(Goal): Leave out the pictures and copy everything else below exactly.

···

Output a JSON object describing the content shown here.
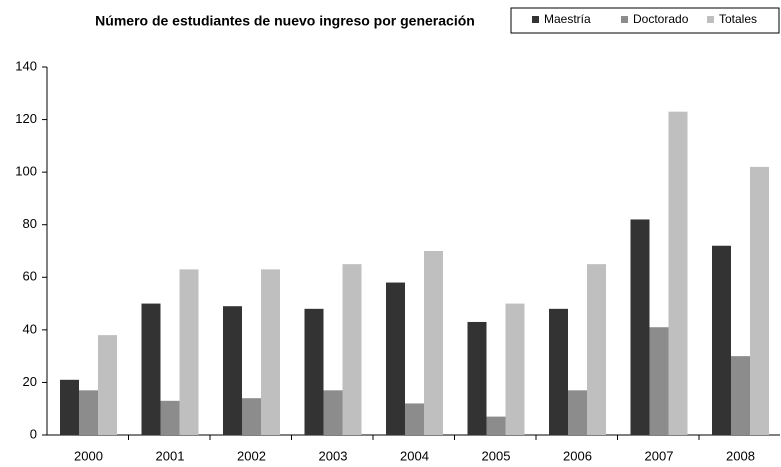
{
  "chart_data": {
    "type": "bar",
    "title": "Número de estudiantes de nuevo ingreso por generación",
    "categories": [
      "2000",
      "2001",
      "2002",
      "2003",
      "2004",
      "2005",
      "2006",
      "2007",
      "2008"
    ],
    "series": [
      {
        "name": "Maestría",
        "color": "#333333",
        "values": [
          21,
          50,
          49,
          48,
          58,
          43,
          48,
          82,
          72
        ]
      },
      {
        "name": "Doctorado",
        "color": "#8c8c8c",
        "values": [
          17,
          13,
          14,
          17,
          12,
          7,
          17,
          41,
          30
        ]
      },
      {
        "name": "Totales",
        "color": "#bfbfbf",
        "values": [
          38,
          63,
          63,
          65,
          70,
          50,
          65,
          123,
          102
        ]
      }
    ],
    "ylim": [
      0,
      140
    ],
    "yticks": [
      0,
      20,
      40,
      60,
      80,
      100,
      120,
      140
    ],
    "grid": false,
    "legend": "top-right"
  }
}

···

(Task response):
Output a JSON object describing the content shown here.
{
  "chart_data": {
    "type": "bar",
    "title": "Número de estudiantes de nuevo ingreso por generación",
    "categories": [
      "2000",
      "2001",
      "2002",
      "2003",
      "2004",
      "2005",
      "2006",
      "2007",
      "2008"
    ],
    "series": [
      {
        "name": "Maestría",
        "color": "#333333",
        "values": [
          21,
          50,
          49,
          48,
          58,
          43,
          48,
          82,
          72
        ]
      },
      {
        "name": "Doctorado",
        "color": "#8c8c8c",
        "values": [
          17,
          13,
          14,
          17,
          12,
          7,
          17,
          41,
          30
        ]
      },
      {
        "name": "Totales",
        "color": "#bfbfbf",
        "values": [
          38,
          63,
          63,
          65,
          70,
          50,
          65,
          123,
          102
        ]
      }
    ],
    "ylim": [
      0,
      140
    ],
    "yticks": [
      0,
      20,
      40,
      60,
      80,
      100,
      120,
      140
    ],
    "grid": false,
    "legend": "top-right"
  }
}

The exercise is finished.